- **Short exercise**: Rewrite everything from the first of the lines below down to the line containing "column-header-sync-destination[interactable]: Sync destination", inclusive, as a JSON list of strings with one string per line. Omit any blank lines.

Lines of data
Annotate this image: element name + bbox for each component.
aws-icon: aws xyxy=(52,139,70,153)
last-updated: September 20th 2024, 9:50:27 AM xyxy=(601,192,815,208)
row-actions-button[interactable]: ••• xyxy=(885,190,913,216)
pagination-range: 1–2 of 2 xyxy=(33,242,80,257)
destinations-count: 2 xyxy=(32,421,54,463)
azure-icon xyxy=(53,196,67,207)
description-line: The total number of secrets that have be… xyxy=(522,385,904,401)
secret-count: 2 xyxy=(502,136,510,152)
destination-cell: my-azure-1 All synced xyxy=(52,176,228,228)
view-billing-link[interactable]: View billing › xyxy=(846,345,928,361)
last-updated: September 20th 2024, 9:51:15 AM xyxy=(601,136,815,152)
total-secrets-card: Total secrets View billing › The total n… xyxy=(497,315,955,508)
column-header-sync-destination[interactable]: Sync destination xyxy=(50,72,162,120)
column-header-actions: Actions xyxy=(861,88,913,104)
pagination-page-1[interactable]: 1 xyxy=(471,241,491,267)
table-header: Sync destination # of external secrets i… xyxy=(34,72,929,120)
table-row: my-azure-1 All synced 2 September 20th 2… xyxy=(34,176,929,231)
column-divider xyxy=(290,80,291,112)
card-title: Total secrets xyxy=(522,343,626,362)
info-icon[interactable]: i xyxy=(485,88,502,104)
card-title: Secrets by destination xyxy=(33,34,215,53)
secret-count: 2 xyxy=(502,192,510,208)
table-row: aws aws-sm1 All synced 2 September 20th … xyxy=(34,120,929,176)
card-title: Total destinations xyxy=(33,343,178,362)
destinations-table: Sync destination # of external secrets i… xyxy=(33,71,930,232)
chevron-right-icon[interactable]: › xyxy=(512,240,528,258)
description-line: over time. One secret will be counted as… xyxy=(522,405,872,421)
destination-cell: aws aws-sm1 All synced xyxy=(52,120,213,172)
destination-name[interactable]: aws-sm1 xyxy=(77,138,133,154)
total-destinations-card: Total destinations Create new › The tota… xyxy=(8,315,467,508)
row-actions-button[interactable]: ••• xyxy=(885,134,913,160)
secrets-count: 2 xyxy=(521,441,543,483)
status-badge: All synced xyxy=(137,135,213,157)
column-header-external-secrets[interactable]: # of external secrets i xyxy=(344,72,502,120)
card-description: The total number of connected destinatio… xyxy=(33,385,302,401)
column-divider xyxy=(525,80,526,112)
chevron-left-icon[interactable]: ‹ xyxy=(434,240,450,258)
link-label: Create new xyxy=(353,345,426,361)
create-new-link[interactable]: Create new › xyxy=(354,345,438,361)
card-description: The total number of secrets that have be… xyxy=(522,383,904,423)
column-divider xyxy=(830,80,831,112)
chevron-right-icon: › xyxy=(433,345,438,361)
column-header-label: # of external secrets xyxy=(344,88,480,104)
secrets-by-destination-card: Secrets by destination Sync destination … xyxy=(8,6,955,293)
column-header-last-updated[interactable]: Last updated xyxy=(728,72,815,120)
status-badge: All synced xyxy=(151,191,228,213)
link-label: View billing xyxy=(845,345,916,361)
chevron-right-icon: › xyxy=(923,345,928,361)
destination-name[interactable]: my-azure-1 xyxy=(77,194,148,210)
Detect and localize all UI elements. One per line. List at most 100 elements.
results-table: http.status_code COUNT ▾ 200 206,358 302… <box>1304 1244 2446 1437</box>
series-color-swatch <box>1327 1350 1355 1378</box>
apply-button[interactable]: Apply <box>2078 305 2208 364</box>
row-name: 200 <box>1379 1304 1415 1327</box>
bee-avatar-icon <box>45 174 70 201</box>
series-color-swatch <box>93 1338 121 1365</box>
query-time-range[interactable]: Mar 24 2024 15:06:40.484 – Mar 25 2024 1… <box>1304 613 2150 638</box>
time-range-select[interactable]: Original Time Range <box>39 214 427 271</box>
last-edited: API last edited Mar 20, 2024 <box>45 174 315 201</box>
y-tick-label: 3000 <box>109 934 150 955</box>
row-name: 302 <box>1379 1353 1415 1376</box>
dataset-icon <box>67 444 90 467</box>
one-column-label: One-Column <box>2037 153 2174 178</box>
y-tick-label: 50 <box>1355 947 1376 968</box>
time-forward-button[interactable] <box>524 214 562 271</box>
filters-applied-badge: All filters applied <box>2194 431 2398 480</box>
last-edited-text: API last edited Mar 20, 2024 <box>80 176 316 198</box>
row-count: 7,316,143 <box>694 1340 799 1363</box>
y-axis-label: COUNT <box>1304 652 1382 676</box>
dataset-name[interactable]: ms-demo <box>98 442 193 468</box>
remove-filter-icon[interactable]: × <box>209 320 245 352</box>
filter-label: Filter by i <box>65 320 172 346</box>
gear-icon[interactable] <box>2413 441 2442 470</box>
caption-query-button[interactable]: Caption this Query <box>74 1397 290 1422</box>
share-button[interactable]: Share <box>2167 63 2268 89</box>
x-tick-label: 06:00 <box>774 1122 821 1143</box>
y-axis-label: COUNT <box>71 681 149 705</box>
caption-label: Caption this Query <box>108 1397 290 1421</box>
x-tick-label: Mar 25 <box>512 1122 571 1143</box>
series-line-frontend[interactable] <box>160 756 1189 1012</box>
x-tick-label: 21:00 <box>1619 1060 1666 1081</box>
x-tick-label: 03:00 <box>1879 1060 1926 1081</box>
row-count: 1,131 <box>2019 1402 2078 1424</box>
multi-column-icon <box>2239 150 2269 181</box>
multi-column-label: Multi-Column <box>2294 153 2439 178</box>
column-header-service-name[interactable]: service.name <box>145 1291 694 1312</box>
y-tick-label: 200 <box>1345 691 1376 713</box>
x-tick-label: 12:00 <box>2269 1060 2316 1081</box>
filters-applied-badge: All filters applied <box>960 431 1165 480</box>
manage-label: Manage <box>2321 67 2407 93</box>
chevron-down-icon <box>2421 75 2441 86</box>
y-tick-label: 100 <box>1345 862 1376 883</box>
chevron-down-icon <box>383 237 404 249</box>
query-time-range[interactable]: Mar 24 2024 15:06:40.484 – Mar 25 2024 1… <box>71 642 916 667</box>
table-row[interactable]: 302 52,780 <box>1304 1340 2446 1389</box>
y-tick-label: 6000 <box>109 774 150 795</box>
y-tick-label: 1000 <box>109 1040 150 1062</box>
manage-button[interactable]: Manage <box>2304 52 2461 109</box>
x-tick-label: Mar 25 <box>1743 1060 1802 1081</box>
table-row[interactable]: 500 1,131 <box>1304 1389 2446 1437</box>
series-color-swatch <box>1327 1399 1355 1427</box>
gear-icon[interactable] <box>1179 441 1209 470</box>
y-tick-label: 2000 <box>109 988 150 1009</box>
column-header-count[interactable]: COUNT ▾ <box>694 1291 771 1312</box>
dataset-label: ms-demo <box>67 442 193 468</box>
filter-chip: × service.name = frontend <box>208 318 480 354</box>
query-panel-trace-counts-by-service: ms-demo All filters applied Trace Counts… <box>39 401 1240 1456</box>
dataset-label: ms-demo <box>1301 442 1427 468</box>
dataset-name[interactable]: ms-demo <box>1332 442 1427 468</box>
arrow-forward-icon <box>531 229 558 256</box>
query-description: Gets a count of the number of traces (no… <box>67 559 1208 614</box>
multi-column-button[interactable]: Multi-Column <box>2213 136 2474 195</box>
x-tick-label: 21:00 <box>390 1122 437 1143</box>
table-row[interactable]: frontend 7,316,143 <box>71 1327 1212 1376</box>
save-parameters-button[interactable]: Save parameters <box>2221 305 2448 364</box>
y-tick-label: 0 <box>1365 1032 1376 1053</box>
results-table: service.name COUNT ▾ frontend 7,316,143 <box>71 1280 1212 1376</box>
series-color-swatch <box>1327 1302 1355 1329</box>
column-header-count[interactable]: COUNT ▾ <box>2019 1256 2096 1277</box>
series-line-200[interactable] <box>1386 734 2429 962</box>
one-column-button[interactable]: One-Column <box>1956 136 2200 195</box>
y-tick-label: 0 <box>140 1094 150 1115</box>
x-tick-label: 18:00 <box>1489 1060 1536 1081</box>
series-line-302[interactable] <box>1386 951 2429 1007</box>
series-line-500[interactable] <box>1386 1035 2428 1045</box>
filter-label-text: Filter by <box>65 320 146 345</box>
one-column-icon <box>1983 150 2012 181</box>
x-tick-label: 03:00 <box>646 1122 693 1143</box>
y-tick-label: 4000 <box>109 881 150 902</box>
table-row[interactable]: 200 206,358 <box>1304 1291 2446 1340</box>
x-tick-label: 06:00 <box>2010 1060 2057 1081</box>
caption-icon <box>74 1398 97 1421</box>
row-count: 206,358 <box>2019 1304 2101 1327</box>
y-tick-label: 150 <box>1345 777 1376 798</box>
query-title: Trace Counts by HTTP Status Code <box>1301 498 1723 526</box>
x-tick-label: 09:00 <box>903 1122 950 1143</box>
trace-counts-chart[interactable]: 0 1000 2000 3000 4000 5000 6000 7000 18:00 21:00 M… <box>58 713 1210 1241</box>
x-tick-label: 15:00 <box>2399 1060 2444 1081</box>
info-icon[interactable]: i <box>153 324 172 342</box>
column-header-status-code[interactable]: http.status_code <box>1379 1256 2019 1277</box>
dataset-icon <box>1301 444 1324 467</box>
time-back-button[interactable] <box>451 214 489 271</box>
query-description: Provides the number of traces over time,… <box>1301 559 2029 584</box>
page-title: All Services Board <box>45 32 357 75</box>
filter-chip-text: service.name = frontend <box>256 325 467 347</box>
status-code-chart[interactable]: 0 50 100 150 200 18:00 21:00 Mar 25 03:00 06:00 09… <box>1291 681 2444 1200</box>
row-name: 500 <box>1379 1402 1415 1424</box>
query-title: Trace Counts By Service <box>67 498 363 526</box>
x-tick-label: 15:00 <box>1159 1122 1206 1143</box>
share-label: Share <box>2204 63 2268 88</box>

- **Answer for the task**:
[
  "Annotate this image: element name + bbox for each component.",
  "aws-icon: aws xyxy=(52,139,70,153)",
  "last-updated: September 20th 2024, 9:50:27 AM xyxy=(601,192,815,208)",
  "row-actions-button[interactable]: ••• xyxy=(885,190,913,216)",
  "pagination-range: 1–2 of 2 xyxy=(33,242,80,257)",
  "destinations-count: 2 xyxy=(32,421,54,463)",
  "azure-icon xyxy=(53,196,67,207)",
  "description-line: The total number of secrets that have be… xyxy=(522,385,904,401)",
  "secret-count: 2 xyxy=(502,136,510,152)",
  "destination-cell: my-azure-1 All synced xyxy=(52,176,228,228)",
  "view-billing-link[interactable]: View billing › xyxy=(846,345,928,361)",
  "last-updated: September 20th 2024, 9:51:15 AM xyxy=(601,136,815,152)",
  "total-secrets-card: Total secrets View billing › The total n… xyxy=(497,315,955,508)",
  "column-header-sync-destination[interactable]: Sync destination xyxy=(50,72,162,120)"
]